EXERCISE REQUIREMENTS ::
Retype all of the data exactly as given.

[Raw records]
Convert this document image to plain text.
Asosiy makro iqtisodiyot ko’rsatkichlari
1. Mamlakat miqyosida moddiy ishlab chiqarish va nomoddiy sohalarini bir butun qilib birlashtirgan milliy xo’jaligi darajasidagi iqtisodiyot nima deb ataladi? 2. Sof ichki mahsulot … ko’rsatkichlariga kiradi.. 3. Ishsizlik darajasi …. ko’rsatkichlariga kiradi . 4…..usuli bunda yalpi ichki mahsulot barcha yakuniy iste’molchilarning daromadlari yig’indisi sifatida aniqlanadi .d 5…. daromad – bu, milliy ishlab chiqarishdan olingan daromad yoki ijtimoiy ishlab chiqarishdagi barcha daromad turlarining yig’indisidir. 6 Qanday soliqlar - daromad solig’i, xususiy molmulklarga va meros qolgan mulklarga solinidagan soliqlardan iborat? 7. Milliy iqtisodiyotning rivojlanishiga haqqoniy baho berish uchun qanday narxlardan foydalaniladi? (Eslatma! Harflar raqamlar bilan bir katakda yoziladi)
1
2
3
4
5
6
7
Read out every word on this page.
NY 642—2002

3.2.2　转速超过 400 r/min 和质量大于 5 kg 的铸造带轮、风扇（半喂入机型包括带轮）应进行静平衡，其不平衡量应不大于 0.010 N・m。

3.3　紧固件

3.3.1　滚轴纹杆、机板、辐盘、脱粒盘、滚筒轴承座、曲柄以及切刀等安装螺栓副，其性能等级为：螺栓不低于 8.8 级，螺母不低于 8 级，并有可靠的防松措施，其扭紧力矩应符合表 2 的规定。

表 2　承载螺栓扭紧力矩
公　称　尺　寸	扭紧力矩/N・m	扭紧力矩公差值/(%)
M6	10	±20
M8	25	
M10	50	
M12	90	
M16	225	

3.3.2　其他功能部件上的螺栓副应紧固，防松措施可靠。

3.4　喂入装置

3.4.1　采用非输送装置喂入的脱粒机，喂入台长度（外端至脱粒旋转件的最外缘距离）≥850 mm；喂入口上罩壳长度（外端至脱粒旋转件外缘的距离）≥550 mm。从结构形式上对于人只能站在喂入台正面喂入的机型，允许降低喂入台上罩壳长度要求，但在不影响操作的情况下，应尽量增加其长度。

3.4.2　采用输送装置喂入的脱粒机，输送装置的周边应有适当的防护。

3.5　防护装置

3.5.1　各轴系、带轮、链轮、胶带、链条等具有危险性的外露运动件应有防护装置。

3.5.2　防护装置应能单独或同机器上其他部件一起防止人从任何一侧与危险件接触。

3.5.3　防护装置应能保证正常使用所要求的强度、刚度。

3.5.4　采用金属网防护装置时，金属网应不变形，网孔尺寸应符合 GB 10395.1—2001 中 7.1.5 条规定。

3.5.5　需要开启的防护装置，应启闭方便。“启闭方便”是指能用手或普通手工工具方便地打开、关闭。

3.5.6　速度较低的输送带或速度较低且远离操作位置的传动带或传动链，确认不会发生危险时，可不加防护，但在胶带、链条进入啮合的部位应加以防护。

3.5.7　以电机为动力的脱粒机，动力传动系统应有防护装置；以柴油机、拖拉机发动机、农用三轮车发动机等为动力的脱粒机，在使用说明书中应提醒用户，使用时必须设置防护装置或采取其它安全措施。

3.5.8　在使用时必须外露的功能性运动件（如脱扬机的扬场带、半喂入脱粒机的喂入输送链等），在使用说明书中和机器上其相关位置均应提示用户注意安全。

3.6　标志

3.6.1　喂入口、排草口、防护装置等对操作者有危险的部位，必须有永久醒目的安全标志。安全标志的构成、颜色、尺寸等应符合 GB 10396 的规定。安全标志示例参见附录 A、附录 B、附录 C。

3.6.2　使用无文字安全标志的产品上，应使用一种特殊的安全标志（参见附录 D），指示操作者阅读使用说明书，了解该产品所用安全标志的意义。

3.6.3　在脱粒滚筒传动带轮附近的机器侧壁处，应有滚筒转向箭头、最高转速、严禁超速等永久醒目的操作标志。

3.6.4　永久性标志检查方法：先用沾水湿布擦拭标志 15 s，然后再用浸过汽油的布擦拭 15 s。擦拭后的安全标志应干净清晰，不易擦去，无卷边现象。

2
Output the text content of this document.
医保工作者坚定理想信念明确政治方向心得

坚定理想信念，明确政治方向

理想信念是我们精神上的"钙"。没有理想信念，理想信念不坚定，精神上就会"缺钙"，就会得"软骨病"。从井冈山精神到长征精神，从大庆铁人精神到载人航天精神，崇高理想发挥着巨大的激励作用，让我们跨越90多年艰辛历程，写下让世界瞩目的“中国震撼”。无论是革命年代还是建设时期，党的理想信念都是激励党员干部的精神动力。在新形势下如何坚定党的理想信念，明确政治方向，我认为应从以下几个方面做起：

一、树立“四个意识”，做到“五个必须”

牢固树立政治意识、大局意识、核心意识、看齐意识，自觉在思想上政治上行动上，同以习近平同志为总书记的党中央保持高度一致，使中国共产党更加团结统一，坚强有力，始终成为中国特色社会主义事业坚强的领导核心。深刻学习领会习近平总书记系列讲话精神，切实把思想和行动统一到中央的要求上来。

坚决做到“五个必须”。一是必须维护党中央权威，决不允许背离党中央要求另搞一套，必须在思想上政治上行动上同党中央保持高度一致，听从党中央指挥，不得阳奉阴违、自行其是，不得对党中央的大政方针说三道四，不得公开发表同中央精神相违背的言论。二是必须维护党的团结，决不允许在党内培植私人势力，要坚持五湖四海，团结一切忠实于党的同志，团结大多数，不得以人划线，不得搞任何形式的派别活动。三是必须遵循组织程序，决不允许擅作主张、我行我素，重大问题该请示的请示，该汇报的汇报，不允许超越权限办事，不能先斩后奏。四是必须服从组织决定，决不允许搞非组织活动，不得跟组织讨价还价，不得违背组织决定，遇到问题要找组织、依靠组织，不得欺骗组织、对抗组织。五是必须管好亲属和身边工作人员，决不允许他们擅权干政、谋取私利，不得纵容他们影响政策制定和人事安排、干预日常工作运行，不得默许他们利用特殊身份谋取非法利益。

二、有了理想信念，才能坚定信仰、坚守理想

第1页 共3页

FINAL RESULT ::
Convert this document image to plain text.
Asosiy makro iqtisodiyot ko’rsatkichlari
1. Mamlakat miqyosida moddiy ishlab chiqarish va nomoddiy sohalarini bir butun qilib birlashtirgan milliy xo’jaligi darajasidagi iqtisodiyot nima deb ataladi? 2. Sof ichki mahsulot … ko’rsatkichlariga kiradi.. 3. Ishsizlik darajasi …. ko’rsatkichlariga kiradi . 4…..usuli bunda yalpi ichki mahsulot barcha yakuniy iste’molchilarning daromadlari yig’indisi sifatida aniqlanadi .d 5…. daromad – bu, milliy ishlab chiqarishdan olingan daromad yoki ijtimoiy ishlab chiqarishdagi barcha daromad turlarining yig’indisidir. 6 Qanday soliqlar - daromad solig’i, xususiy molmulklarga va meros qolgan mulklarga solinidagan soliqlardan iborat? 7. Milliy iqtisodiyotning rivojlanishiga haqqoniy baho berish uchun qanday narxlardan foydalaniladi? (Eslatma! Harflar raqamlar bilan bir katakda yoziladi)
1
2
3
4
5
6
7
Read out every word on this page.
NY 642—2002

3.2.2　转速超过 400 r/min 和质量大于 5 kg 的铸造带轮、风扇（半喂入机型包括带轮）应进行静平衡，其不平衡量应不大于 0.010 N・m。

3.3　紧固件

3.3.1　滚轴纹杆、机板、辐盘、脱粒盘、滚筒轴承座、曲柄以及切刀等安装螺栓副，其性能等级为：螺栓不低于 8.8 级，螺母不低于 8 级，并有可靠的防松措施，其扭紧力矩应符合表 2 的规定。

表 2　承载螺栓扭紧力矩
公　称　尺　寸	扭紧力矩/N・m	扭紧力矩公差值/(%)
M6	10	±20
M8	25	
M10	50	
M12	90	
M16	225	

3.3.2　其他功能部件上的螺栓副应紧固，防松措施可靠。

3.4　喂入装置

3.4.1　采用非输送装置喂入的脱粒机，喂入台长度（外端至脱粒旋转件的最外缘距离）≥850 mm；喂入口上罩壳长度（外端至脱粒旋转件外缘的距离）≥550 mm。从结构形式上对于人只能站在喂入台正面喂入的机型，允许降低喂入台上罩壳长度要求，但在不影响操作的情况下，应尽量增加其长度。

3.4.2　采用输送装置喂入的脱粒机，输送装置的周边应有适当的防护。

3.5　防护装置

3.5.1　各轴系、带轮、链轮、胶带、链条等具有危险性的外露运动件应有防护装置。

3.5.2　防护装置应能单独或同机器上其他部件一起防止人从任何一侧与危险件接触。

3.5.3　防护装置应能保证正常使用所要求的强度、刚度。

3.5.4　采用金属网防护装置时，金属网应不变形，网孔尺寸应符合 GB 10395.1—2001 中 7.1.5 条规定。

3.5.5　需要开启的防护装置，应启闭方便。“启闭方便”是指能用手或普通手工工具方便地打开、关闭。

3.5.6　速度较低的输送带或速度较低且远离操作位置的传动带或传动链，确认不会发生危险时，可不加防护，但在胶带、链条进入啮合的部位应加以防护。

3.5.7　以电机为动力的脱粒机，动力传动系统应有防护装置；以柴油机、拖拉机发动机、农用三轮车发动机等为动力的脱粒机，在使用说明书中应提醒用户，使用时必须设置防护装置或采取其它安全措施。

3.5.8　在使用时必须外露的功能性运动件（如脱扬机的扬场带、半喂入脱粒机的喂入输送链等），在使用说明书中和机器上其相关位置均应提示用户注意安全。

3.6　标志

3.6.1　喂入口、排草口、防护装置等对操作者有危险的部位，必须有永久醒目的安全标志。安全标志的构成、颜色、尺寸等应符合 GB 10396 的规定。安全标志示例参见附录 A、附录 B、附录 C。

3.6.2　使用无文字安全标志的产品上，应使用一种特殊的安全标志（参见附录 D），指示操作者阅读使用说明书，了解该产品所用安全标志的意义。

3.6.3　在脱粒滚筒传动带轮附近的机器侧壁处，应有滚筒转向箭头、最高转速、严禁超速等永久醒目的操作标志。

3.6.4　永久性标志检查方法：先用沾水湿布擦拭标志 15 s，然后再用浸过汽油的布擦拭 15 s。擦拭后的安全标志应干净清晰，不易擦去，无卷边现象。

2
Output the text content of this document.
医保工作者坚定理想信念明确政治方向心得

坚定理想信念，明确政治方向

理想信念是我们精神上的"钙"。没有理想信念，理想信念不坚定，精神上就会"缺钙"，就会得"软骨病"。从井冈山精神到长征精神，从大庆铁人精神到载人航天精神，崇高理想发挥着巨大的激励作用，让我们跨越90多年艰辛历程，写下让世界瞩目的“中国震撼”。无论是革命年代还是建设时期，党的理想信念都是激励党员干部的精神动力。在新形势下如何坚定党的理想信念，明确政治方向，我认为应从以下几个方面做起：

一、树立“四个意识”，做到“五个必须”

牢固树立政治意识、大局意识、核心意识、看齐意识，自觉在思想上政治上行动上，同以习近平同志为总书记的党中央保持高度一致，使中国共产党更加团结统一，坚强有力，始终成为中国特色社会主义事业坚强的领导核心。深刻学习领会习近平总书记系列讲话精神，切实把思想和行动统一到中央的要求上来。

坚决做到“五个必须”。一是必须维护党中央权威，决不允许背离党中央要求另搞一套，必须在思想上政治上行动上同党中央保持高度一致，听从党中央指挥，不得阳奉阴违、自行其是，不得对党中央的大政方针说三道四，不得公开发表同中央精神相违背的言论。二是必须维护党的团结，决不允许在党内培植私人势力，要坚持五湖四海，团结一切忠实于党的同志，团结大多数，不得以人划线，不得搞任何形式的派别活动。三是必须遵循组织程序，决不允许擅作主张、我行我素，重大问题该请示的请示，该汇报的汇报，不允许超越权限办事，不能先斩后奏。四是必须服从组织决定，决不允许搞非组织活动，不得跟组织讨价还价，不得违背组织决定，遇到问题要找组织、依靠组织，不得欺骗组织、对抗组织。五是必须管好亲属和身边工作人员，决不允许他们擅权干政、谋取私利，不得纵容他们影响政策制定和人事安排、干预日常工作运行，不得默许他们利用特殊身份谋取非法利益。

二、有了理想信念，才能坚定信仰、坚守理想

第1页 共3页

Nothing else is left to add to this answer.